** Start STORED RECORDS **

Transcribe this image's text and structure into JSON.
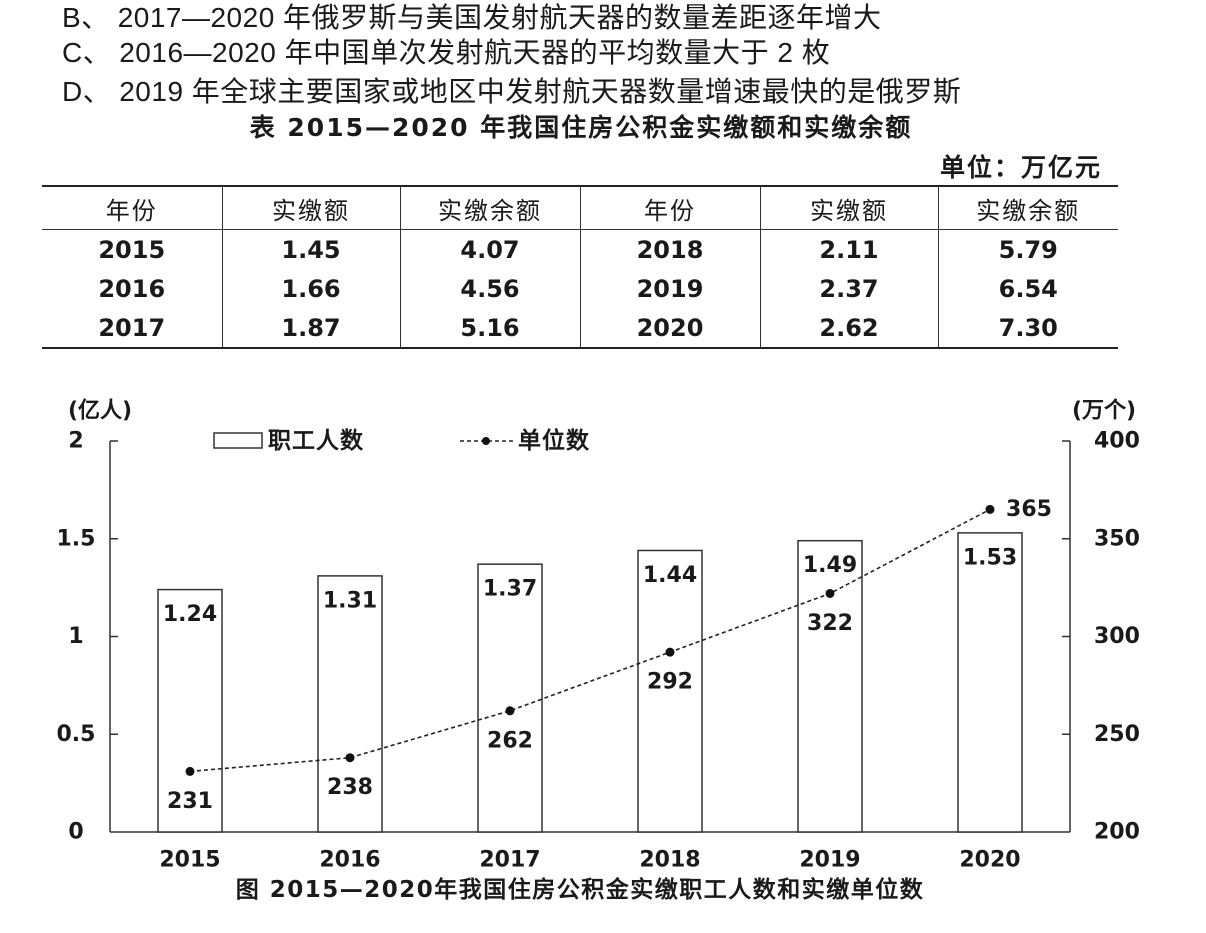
{
  "options": [
    {
      "label": "B、",
      "text": "2017—2020 年俄罗斯与美国发射航天器的数量差距逐年增大"
    },
    {
      "label": "C、",
      "text": "2016—2020 年中国单次发射航天器的平均数量大于 2 枚"
    },
    {
      "label": "D、",
      "text": "2019 年全球主要国家或地区中发射航天器数量增速最快的是俄罗斯"
    }
  ],
  "table": {
    "title": "表 2015—2020 年我国住房公积金实缴额和实缴余额",
    "unit": "单位：万亿元",
    "headers": [
      "年份",
      "实缴额",
      "实缴余额",
      "年份",
      "实缴额",
      "实缴余额"
    ],
    "rows": [
      [
        "2015",
        "1.45",
        "4.07",
        "2018",
        "2.11",
        "5.79"
      ],
      [
        "2016",
        "1.66",
        "4.56",
        "2019",
        "2.37",
        "6.54"
      ],
      [
        "2017",
        "1.87",
        "5.16",
        "2020",
        "2.62",
        "7.30"
      ]
    ]
  },
  "chart_data": {
    "type": "bar",
    "title": "图 2015—2020年我国住房公积金实缴职工人数和实缴单位数",
    "categories": [
      "2015",
      "2016",
      "2017",
      "2018",
      "2019",
      "2020"
    ],
    "series": [
      {
        "name": "职工人数",
        "type": "bar",
        "axis": "left",
        "values": [
          1.24,
          1.31,
          1.37,
          1.44,
          1.49,
          1.53
        ]
      },
      {
        "name": "单位数",
        "type": "line",
        "axis": "right",
        "values": [
          231,
          238,
          262,
          292,
          322,
          365
        ]
      }
    ],
    "y_left": {
      "label": "(亿人)",
      "range": [
        0,
        2
      ],
      "ticks": [
        0,
        0.5,
        1,
        1.5,
        2
      ]
    },
    "y_right": {
      "label": "(万个)",
      "range": [
        200,
        400
      ],
      "ticks": [
        200,
        250,
        300,
        350,
        400
      ]
    },
    "legend": "top-left",
    "grid": false,
    "data_labels": true
  }
}
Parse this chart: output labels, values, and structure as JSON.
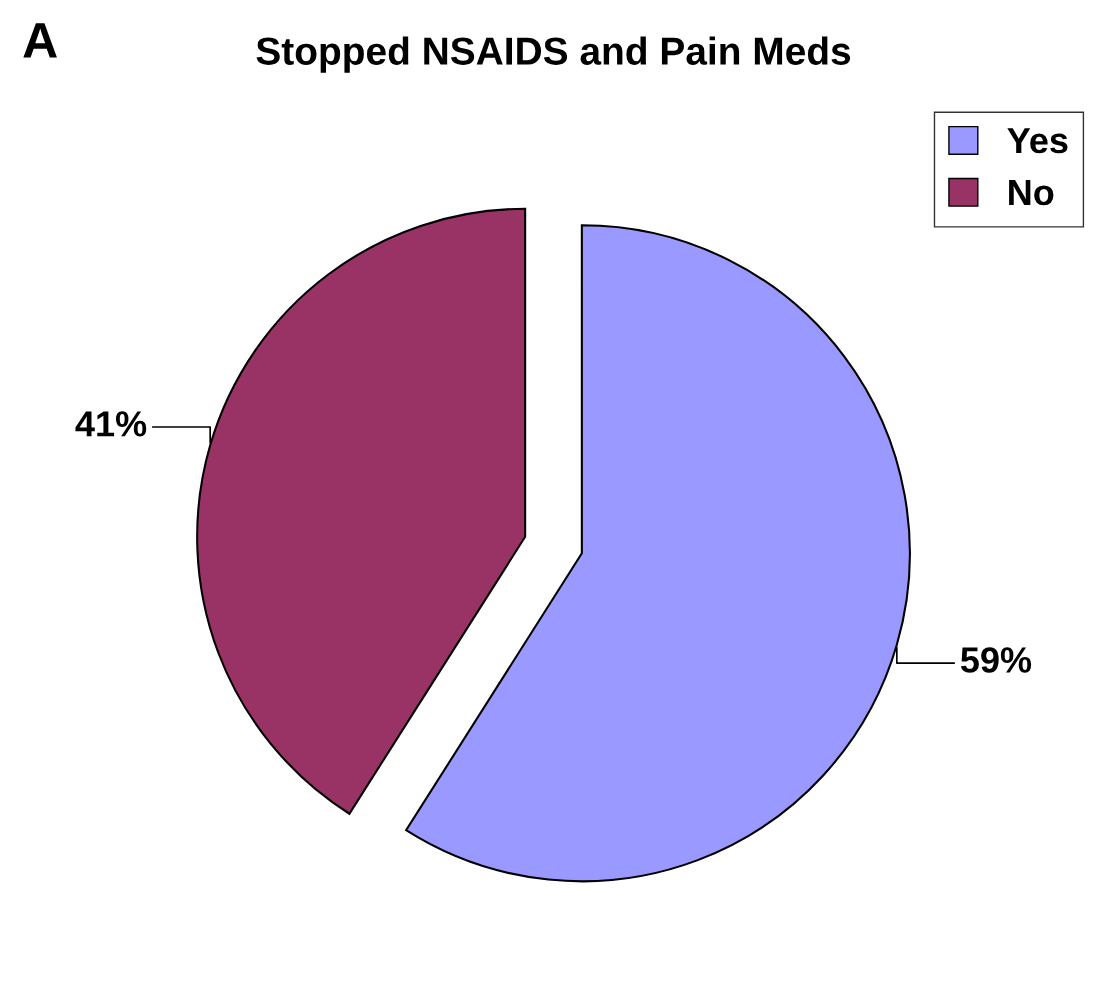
{
  "chart_data": {
    "type": "pie",
    "title": "Stopped NSAIDS and Pain Meds",
    "annotations": [
      "A"
    ],
    "categories": [
      "Yes",
      "No"
    ],
    "values": [
      59,
      41
    ],
    "colors": [
      "#9999ff",
      "#993366"
    ],
    "data_labels": true,
    "value_labels": [
      "59%",
      "41%"
    ],
    "legend": "top right"
  }
}
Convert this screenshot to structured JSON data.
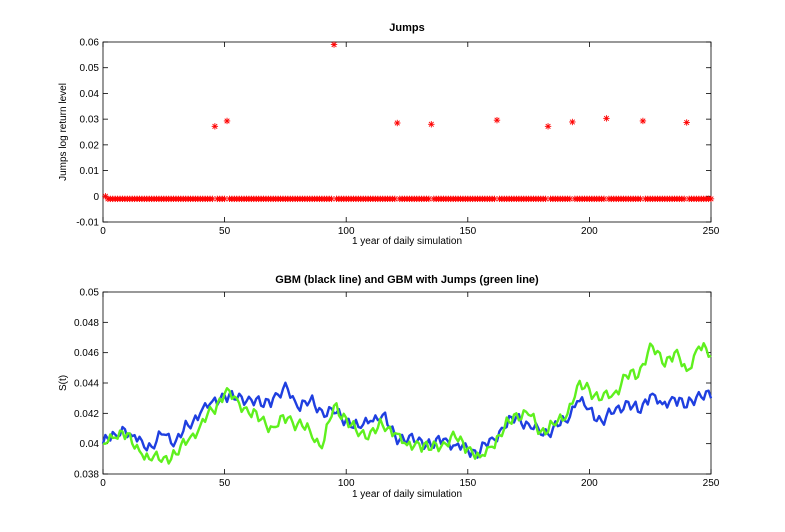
{
  "chart_data": [
    {
      "type": "scatter",
      "title": "Jumps",
      "xlabel": "1 year of daily simulation",
      "ylabel": "Jumps log return level",
      "xlim": [
        0,
        250
      ],
      "ylim": [
        -0.01,
        0.06
      ],
      "xticks": [
        "0",
        "50",
        "100",
        "150",
        "200",
        "250"
      ],
      "yticks": [
        "-0.01",
        "0",
        "0.01",
        "0.02",
        "0.03",
        "0.04",
        "0.05",
        "0.06"
      ],
      "grid": false,
      "marker": "asterisk",
      "color": "#ff0000",
      "baseline_value": -0.001,
      "baseline_days": [
        1,
        250
      ],
      "jumps": [
        {
          "x": 46,
          "y": 0.0272
        },
        {
          "x": 51,
          "y": 0.0293
        },
        {
          "x": 95,
          "y": 0.059
        },
        {
          "x": 121,
          "y": 0.0285
        },
        {
          "x": 135,
          "y": 0.028
        },
        {
          "x": 162,
          "y": 0.0296
        },
        {
          "x": 183,
          "y": 0.0272
        },
        {
          "x": 193,
          "y": 0.0289
        },
        {
          "x": 207,
          "y": 0.0303
        },
        {
          "x": 222,
          "y": 0.0293
        },
        {
          "x": 240,
          "y": 0.0287
        }
      ],
      "start_point": {
        "x": 1,
        "y": 0.0
      }
    },
    {
      "type": "line",
      "title": "GBM (black line) and GBM with Jumps (green line)",
      "xlabel": "1 year of daily simulation",
      "ylabel": "S(t)",
      "xlim": [
        0,
        250
      ],
      "ylim": [
        0.038,
        0.05
      ],
      "xticks": [
        "0",
        "50",
        "100",
        "150",
        "200",
        "250"
      ],
      "yticks": [
        "0.038",
        "0.04",
        "0.042",
        "0.044",
        "0.046",
        "0.048",
        "0.05"
      ],
      "grid": false,
      "series": [
        {
          "color": "#1f3fe0",
          "x": [
            0,
            5,
            8,
            12,
            16,
            20,
            25,
            30,
            35,
            40,
            45,
            50,
            55,
            60,
            65,
            70,
            76,
            80,
            85,
            90,
            95,
            100,
            105,
            110,
            115,
            120,
            125,
            130,
            135,
            140,
            145,
            150,
            155,
            160,
            165,
            170,
            175,
            180,
            185,
            190,
            195,
            200,
            205,
            210,
            215,
            220,
            225,
            230,
            235,
            240,
            245,
            250
          ],
          "values": [
            0.04,
            0.0406,
            0.0411,
            0.0405,
            0.0402,
            0.0398,
            0.0406,
            0.0402,
            0.0412,
            0.042,
            0.0428,
            0.0432,
            0.0429,
            0.0431,
            0.0425,
            0.043,
            0.0436,
            0.0424,
            0.0428,
            0.0422,
            0.042,
            0.0416,
            0.0411,
            0.0415,
            0.0419,
            0.0406,
            0.0401,
            0.0404,
            0.0398,
            0.0403,
            0.0399,
            0.0396,
            0.0394,
            0.0404,
            0.041,
            0.0418,
            0.0413,
            0.0406,
            0.041,
            0.0415,
            0.0428,
            0.0423,
            0.0415,
            0.042,
            0.0428,
            0.0421,
            0.0432,
            0.0426,
            0.043,
            0.0424,
            0.0434,
            0.043
          ]
        },
        {
          "color": "#5ff01e",
          "x": [
            0,
            5,
            8,
            12,
            16,
            20,
            25,
            30,
            35,
            40,
            45,
            50,
            55,
            60,
            65,
            70,
            76,
            80,
            85,
            90,
            95,
            100,
            105,
            110,
            115,
            120,
            125,
            130,
            135,
            140,
            145,
            150,
            155,
            160,
            165,
            170,
            175,
            180,
            185,
            190,
            195,
            200,
            205,
            210,
            215,
            220,
            225,
            230,
            235,
            240,
            245,
            250
          ],
          "values": [
            0.04,
            0.0404,
            0.0408,
            0.04,
            0.0393,
            0.0389,
            0.0391,
            0.0393,
            0.0402,
            0.0412,
            0.0422,
            0.0433,
            0.043,
            0.042,
            0.0416,
            0.0411,
            0.0417,
            0.0413,
            0.0409,
            0.0397,
            0.0425,
            0.0417,
            0.0405,
            0.0408,
            0.0412,
            0.0407,
            0.0399,
            0.04,
            0.0396,
            0.0401,
            0.0404,
            0.0397,
            0.0391,
            0.0398,
            0.041,
            0.042,
            0.0419,
            0.0408,
            0.0413,
            0.0416,
            0.0438,
            0.0436,
            0.0429,
            0.0433,
            0.0445,
            0.0444,
            0.0466,
            0.0453,
            0.046,
            0.0448,
            0.0464,
            0.0458
          ]
        }
      ]
    }
  ]
}
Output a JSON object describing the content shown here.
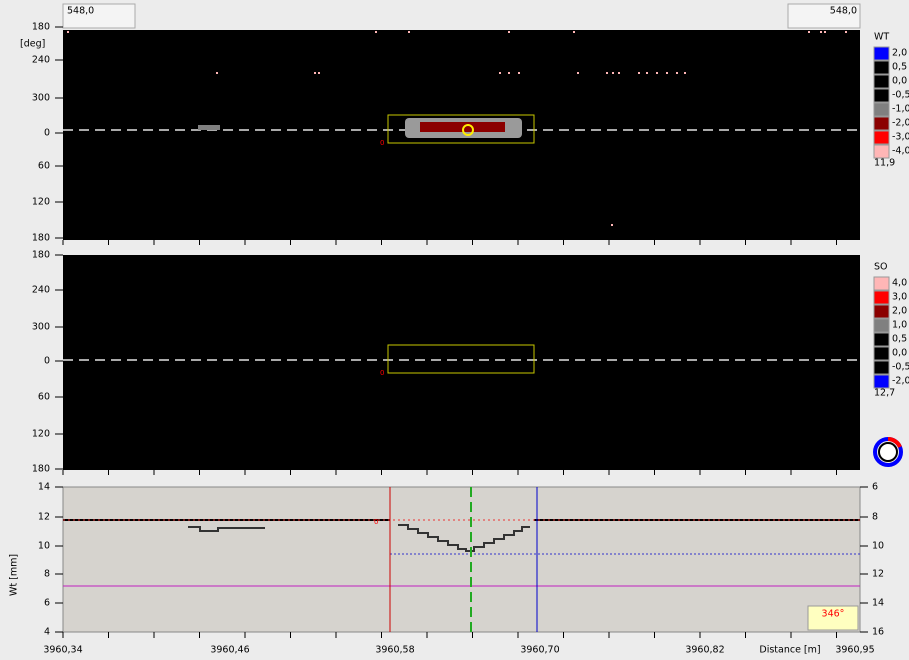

** End STORED RECORDS **

**WORK TO DO**
Leave the pictures out and reproduce each record exactly as written.

**IN RESPONSE**
Transcribe this image's text and structure into JSON.
{
  "options": [
    {
      "label": "B、",
      "text": "2017—2020 年俄罗斯与美国发射航天器的数量差距逐年增大"
    },
    {
      "label": "C、",
      "text": "2016—2020 年中国单次发射航天器的平均数量大于 2 枚"
    },
    {
      "label": "D、",
      "text": "2019 年全球主要国家或地区中发射航天器数量增速最快的是俄罗斯"
    }
  ],
  "table": {
    "title": "表 2015—2020 年我国住房公积金实缴额和实缴余额",
    "unit": "单位：万亿元",
    "headers": [
      "年份",
      "实缴额",
      "实缴余额",
      "年份",
      "实缴额",
      "实缴余额"
    ],
    "rows": [
      [
        "2015",
        "1.45",
        "4.07",
        "2018",
        "2.11",
        "5.79"
      ],
      [
        "2016",
        "1.66",
        "4.56",
        "2019",
        "2.37",
        "6.54"
      ],
      [
        "2017",
        "1.87",
        "5.16",
        "2020",
        "2.62",
        "7.30"
      ]
    ]
  },
  "chart_data": {
    "type": "bar",
    "title": "图 2015—2020年我国住房公积金实缴职工人数和实缴单位数",
    "categories": [
      "2015",
      "2016",
      "2017",
      "2018",
      "2019",
      "2020"
    ],
    "series": [
      {
        "name": "职工人数",
        "type": "bar",
        "axis": "left",
        "values": [
          1.24,
          1.31,
          1.37,
          1.44,
          1.49,
          1.53
        ]
      },
      {
        "name": "单位数",
        "type": "line",
        "axis": "right",
        "values": [
          231,
          238,
          262,
          292,
          322,
          365
        ]
      }
    ],
    "y_left": {
      "label": "(亿人)",
      "range": [
        0,
        2
      ],
      "ticks": [
        0,
        0.5,
        1,
        1.5,
        2
      ]
    },
    "y_right": {
      "label": "(万个)",
      "range": [
        200,
        400
      ],
      "ticks": [
        200,
        250,
        300,
        350,
        400
      ]
    },
    "legend": "top-left",
    "grid": false,
    "data_labels": true
  }
}
Parse this chart: output labels, values, and structure as JSON.
{
  "chart_data": {
    "type": "pie",
    "title": "Stopped NSAIDS and Pain Meds",
    "annotations": [
      "A"
    ],
    "categories": [
      "Yes",
      "No"
    ],
    "values": [
      59,
      41
    ],
    "colors": [
      "#9999ff",
      "#993366"
    ],
    "data_labels": true,
    "value_labels": [
      "59%",
      "41%"
    ],
    "legend": "top right"
  }
}
Convert this screenshot to structured JSON data.
{
  "chart_data": [
    {
      "type": "scatter",
      "title": "Jumps",
      "xlabel": "1 year of daily simulation",
      "ylabel": "Jumps log return level",
      "xlim": [
        0,
        250
      ],
      "ylim": [
        -0.01,
        0.06
      ],
      "xticks": [
        "0",
        "50",
        "100",
        "150",
        "200",
        "250"
      ],
      "yticks": [
        "-0.01",
        "0",
        "0.01",
        "0.02",
        "0.03",
        "0.04",
        "0.05",
        "0.06"
      ],
      "grid": false,
      "marker": "asterisk",
      "color": "#ff0000",
      "baseline_value": -0.001,
      "baseline_days": [
        1,
        250
      ],
      "jumps": [
        {
          "x": 46,
          "y": 0.0272
        },
        {
          "x": 51,
          "y": 0.0293
        },
        {
          "x": 95,
          "y": 0.059
        },
        {
          "x": 121,
          "y": 0.0285
        },
        {
          "x": 135,
          "y": 0.028
        },
        {
          "x": 162,
          "y": 0.0296
        },
        {
          "x": 183,
          "y": 0.0272
        },
        {
          "x": 193,
          "y": 0.0289
        },
        {
          "x": 207,
          "y": 0.0303
        },
        {
          "x": 222,
          "y": 0.0293
        },
        {
          "x": 240,
          "y": 0.0287
        }
      ],
      "start_point": {
        "x": 1,
        "y": 0.0
      }
    },
    {
      "type": "line",
      "title": "GBM (black line) and GBM with Jumps (green line)",
      "xlabel": "1 year of daily simulation",
      "ylabel": "S(t)",
      "xlim": [
        0,
        250
      ],
      "ylim": [
        0.038,
        0.05
      ],
      "xticks": [
        "0",
        "50",
        "100",
        "150",
        "200",
        "250"
      ],
      "yticks": [
        "0.038",
        "0.04",
        "0.042",
        "0.044",
        "0.046",
        "0.048",
        "0.05"
      ],
      "grid": false,
      "series": [
        {
          "color": "#1f3fe0",
          "x": [
            0,
            5,
            8,
            12,
            16,
            20,
            25,
            30,
            35,
            40,
            45,
            50,
            55,
            60,
            65,
            70,
            76,
            80,
            85,
            90,
            95,
            100,
            105,
            110,
            115,
            120,
            125,
            130,
            135,
            140,
            145,
            150,
            155,
            160,
            165,
            170,
            175,
            180,
            185,
            190,
            195,
            200,
            205,
            210,
            215,
            220,
            225,
            230,
            235,
            240,
            245,
            250
          ],
          "values": [
            0.04,
            0.0406,
            0.0411,
            0.0405,
            0.0402,
            0.0398,
            0.0406,
            0.0402,
            0.0412,
            0.042,
            0.0428,
            0.0432,
            0.0429,
            0.0431,
            0.0425,
            0.043,
            0.0436,
            0.0424,
            0.0428,
            0.0422,
            0.042,
            0.0416,
            0.0411,
            0.0415,
            0.0419,
            0.0406,
            0.0401,
            0.0404,
            0.0398,
            0.0403,
            0.0399,
            0.0396,
            0.0394,
            0.0404,
            0.041,
            0.0418,
            0.0413,
            0.0406,
            0.041,
            0.0415,
            0.0428,
            0.0423,
            0.0415,
            0.042,
            0.0428,
            0.0421,
            0.0432,
            0.0426,
            0.043,
            0.0424,
            0.0434,
            0.043
          ]
        },
        {
          "color": "#5ff01e",
          "x": [
            0,
            5,
            8,
            12,
            16,
            20,
            25,
            30,
            35,
            40,
            45,
            50,
            55,
            60,
            65,
            70,
            76,
            80,
            85,
            90,
            95,
            100,
            105,
            110,
            115,
            120,
            125,
            130,
            135,
            140,
            145,
            150,
            155,
            160,
            165,
            170,
            175,
            180,
            185,
            190,
            195,
            200,
            205,
            210,
            215,
            220,
            225,
            230,
            235,
            240,
            245,
            250
          ],
          "values": [
            0.04,
            0.0404,
            0.0408,
            0.04,
            0.0393,
            0.0389,
            0.0391,
            0.0393,
            0.0402,
            0.0412,
            0.0422,
            0.0433,
            0.043,
            0.042,
            0.0416,
            0.0411,
            0.0417,
            0.0413,
            0.0409,
            0.0397,
            0.0425,
            0.0417,
            0.0405,
            0.0408,
            0.0412,
            0.0407,
            0.0399,
            0.04,
            0.0396,
            0.0401,
            0.0404,
            0.0397,
            0.0391,
            0.0398,
            0.041,
            0.042,
            0.0419,
            0.0408,
            0.0413,
            0.0416,
            0.0438,
            0.0436,
            0.0429,
            0.0433,
            0.0445,
            0.0444,
            0.0466,
            0.0453,
            0.046,
            0.0448,
            0.0464,
            0.0458
          ]
        }
      ]
    }
  ]
}
Output a JSON object describing the content shown here.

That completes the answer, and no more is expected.